The answer is one number: how many lines in the data below hold "caperuzas".

------ SUPPLIED MATERIAL

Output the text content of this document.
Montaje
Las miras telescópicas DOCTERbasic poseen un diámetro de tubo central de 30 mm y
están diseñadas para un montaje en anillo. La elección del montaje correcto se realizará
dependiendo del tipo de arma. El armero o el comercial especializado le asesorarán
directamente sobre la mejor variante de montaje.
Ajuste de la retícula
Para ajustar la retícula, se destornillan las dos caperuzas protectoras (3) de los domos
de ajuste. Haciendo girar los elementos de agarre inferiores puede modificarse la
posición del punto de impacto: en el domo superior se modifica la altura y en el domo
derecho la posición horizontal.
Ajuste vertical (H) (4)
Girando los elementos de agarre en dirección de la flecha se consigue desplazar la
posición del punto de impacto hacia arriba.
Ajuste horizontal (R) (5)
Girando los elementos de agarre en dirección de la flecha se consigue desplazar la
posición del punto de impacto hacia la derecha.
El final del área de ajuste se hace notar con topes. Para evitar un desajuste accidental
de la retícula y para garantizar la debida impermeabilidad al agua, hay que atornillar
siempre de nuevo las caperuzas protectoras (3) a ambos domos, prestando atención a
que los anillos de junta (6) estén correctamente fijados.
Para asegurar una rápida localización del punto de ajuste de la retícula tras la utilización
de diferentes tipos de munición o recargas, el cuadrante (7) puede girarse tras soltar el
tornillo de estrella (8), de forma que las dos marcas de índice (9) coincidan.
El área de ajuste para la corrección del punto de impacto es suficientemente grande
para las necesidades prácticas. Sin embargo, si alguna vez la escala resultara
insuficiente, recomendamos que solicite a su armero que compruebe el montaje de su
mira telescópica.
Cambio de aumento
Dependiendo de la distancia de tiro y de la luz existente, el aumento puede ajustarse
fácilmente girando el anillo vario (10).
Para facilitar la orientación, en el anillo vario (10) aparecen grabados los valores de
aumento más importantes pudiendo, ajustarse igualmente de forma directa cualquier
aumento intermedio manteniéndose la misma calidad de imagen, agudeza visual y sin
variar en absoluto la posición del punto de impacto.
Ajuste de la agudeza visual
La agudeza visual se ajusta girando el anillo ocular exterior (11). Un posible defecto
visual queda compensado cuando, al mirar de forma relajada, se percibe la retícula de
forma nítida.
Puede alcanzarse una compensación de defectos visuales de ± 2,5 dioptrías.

------------

— CORRECT RESPONSE —
2